— Tarea asignada A —
Duplica sin cambios el fragmento sobre las visitas a Papá desde "Pero sé que" hasta "mi rutina diaria.".

── Fragmento

No he ido a ver a Papá desde Navidades, y me siento culpable por ello, he llegado hasta el punto de que, en los momentos de tranquilidad, me he encontrado a mi misma haciendo una lista mental de las razones.

Estoy liada con el trabajo. Tengo náuseas. La perspectiva de enfrentarme a un viaje de siete horas con una niña revoltosa pidiendo constante chucherías y a Peppa Pig, hace que se me caiga el alma a los pies. Y además, es difícil saber lo que realmente significa ahora para él que vaya a visitarle.

Pero sé que se trata de excusas. La verdadera razón por la que he dejado de ir a verle hace un par de meses, es porque se me hace muy duro. Sólo el hecho de pensarlo me hace sentir incómoda y me provoca una aterradora sensación de vacío que prefiero ignorar y olvidar con mi rutina diaria.

Aun así nunca lo consigo del todo. Las varas de narcisos que tengo en la mesa de la cocina me hacen pensar de él. A Papá le encantaba ir hasta la cala para coger narcisos en esta época del año, y siempre volvía con los brazos llenos de diferentes variedades de estas flores: narcisos blancos, amarillos y rosa claro.

────

— Tarea asignada B —
Transcribe sin cambios las líneas de los registros desde el comienzo de estos hasta la línea que contiene "visibility-checkbox[interactable] — [15, 248, 20, 254]", incluidos ambos extremos.

── Registros mostrados

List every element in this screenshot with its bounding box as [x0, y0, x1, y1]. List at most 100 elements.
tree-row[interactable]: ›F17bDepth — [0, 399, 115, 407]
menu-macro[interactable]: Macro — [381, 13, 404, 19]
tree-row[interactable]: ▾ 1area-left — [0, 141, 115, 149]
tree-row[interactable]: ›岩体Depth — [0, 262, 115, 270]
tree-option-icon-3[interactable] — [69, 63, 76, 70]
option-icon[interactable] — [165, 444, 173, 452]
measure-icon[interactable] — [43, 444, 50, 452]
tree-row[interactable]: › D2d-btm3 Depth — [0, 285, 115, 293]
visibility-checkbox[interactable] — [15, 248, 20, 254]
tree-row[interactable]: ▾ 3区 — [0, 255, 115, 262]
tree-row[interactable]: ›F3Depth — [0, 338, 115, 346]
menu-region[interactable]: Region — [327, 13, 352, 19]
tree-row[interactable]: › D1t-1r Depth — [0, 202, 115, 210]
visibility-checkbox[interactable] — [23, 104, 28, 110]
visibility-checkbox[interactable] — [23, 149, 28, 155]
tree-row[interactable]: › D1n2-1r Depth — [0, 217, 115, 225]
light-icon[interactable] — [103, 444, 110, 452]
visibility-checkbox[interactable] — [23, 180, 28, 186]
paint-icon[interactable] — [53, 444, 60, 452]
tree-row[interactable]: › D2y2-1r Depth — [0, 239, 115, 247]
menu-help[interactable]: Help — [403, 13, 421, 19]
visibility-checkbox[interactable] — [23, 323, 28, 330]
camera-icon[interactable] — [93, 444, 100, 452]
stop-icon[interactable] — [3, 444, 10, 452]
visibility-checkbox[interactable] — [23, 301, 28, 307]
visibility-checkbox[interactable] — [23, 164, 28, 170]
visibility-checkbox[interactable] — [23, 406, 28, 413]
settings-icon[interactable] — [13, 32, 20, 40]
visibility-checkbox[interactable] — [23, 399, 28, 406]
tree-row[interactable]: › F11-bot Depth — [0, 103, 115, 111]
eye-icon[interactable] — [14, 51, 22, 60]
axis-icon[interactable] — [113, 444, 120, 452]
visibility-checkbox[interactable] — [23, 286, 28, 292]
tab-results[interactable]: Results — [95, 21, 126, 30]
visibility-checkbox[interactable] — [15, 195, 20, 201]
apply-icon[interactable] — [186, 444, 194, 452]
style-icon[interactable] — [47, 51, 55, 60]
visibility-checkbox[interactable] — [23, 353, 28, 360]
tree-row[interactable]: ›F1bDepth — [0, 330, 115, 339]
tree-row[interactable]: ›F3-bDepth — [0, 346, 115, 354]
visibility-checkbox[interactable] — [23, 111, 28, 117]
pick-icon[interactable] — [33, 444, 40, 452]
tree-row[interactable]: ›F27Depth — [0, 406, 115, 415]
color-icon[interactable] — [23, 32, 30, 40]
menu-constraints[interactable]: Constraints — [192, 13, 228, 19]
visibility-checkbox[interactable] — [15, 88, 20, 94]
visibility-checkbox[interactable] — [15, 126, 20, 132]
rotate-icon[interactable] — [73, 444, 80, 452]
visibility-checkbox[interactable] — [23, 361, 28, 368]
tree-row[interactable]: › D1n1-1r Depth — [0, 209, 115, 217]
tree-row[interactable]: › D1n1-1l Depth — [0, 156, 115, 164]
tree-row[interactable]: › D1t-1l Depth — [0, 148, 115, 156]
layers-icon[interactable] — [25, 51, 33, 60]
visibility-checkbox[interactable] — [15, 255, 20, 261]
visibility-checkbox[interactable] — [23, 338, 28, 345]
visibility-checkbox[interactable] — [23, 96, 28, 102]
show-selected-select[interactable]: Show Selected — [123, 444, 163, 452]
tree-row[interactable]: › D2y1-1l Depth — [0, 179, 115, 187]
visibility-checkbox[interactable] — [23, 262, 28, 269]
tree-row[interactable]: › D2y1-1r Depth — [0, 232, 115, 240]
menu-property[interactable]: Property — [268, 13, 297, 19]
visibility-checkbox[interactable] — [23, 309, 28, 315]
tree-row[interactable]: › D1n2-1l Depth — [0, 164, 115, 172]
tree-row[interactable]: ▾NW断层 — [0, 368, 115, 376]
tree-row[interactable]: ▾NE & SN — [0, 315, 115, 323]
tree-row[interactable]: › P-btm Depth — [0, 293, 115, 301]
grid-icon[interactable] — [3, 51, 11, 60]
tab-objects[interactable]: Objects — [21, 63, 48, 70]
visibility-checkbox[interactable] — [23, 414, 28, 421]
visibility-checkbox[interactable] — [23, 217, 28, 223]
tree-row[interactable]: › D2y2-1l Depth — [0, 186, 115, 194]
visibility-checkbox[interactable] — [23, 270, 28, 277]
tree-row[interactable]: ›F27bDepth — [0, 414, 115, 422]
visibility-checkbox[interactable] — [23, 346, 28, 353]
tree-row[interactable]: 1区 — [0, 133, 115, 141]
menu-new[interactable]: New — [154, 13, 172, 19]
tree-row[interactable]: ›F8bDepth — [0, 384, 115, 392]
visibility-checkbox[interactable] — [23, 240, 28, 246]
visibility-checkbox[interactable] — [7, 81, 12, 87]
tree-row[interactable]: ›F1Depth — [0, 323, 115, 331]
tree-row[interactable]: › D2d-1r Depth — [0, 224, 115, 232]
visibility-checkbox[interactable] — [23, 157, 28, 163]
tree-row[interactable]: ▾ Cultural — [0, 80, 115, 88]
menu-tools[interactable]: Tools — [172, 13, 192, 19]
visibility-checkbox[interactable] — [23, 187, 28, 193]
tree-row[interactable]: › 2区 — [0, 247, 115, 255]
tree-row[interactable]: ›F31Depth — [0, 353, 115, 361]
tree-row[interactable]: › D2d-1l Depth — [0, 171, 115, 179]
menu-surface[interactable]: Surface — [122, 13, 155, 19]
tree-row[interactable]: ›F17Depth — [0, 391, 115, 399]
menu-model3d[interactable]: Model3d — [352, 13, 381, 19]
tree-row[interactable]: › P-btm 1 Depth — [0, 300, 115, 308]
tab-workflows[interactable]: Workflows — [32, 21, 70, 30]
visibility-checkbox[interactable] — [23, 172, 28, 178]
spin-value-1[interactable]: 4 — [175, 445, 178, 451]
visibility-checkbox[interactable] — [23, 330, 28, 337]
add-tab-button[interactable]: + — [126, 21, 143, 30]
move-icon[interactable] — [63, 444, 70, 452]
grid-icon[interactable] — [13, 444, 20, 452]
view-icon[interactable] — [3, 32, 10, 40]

────

— Respuesta escrita A —
Pero sé que se trata de excusas. La verdadera razón por la que he dejado de ir a verle hace un par de meses, es porque se me hace muy duro. Sólo el hecho de pensarlo me hace sentir incómoda y me provoca una aterradora sensación de vacío que prefiero ignorar y olvidar con mi rutina diaria.

— Respuesta escrita B —
List every element in this screenshot with its bounding box as [x0, y0, x1, y1]. List at most 100 elements.
tree-row[interactable]: ›F17bDepth — [0, 399, 115, 407]
menu-macro[interactable]: Macro — [381, 13, 404, 19]
tree-row[interactable]: ▾ 1area-left — [0, 141, 115, 149]
tree-row[interactable]: ›岩体Depth — [0, 262, 115, 270]
tree-option-icon-3[interactable] — [69, 63, 76, 70]
option-icon[interactable] — [165, 444, 173, 452]
measure-icon[interactable] — [43, 444, 50, 452]
tree-row[interactable]: › D2d-btm3 Depth — [0, 285, 115, 293]
visibility-checkbox[interactable] — [15, 248, 20, 254]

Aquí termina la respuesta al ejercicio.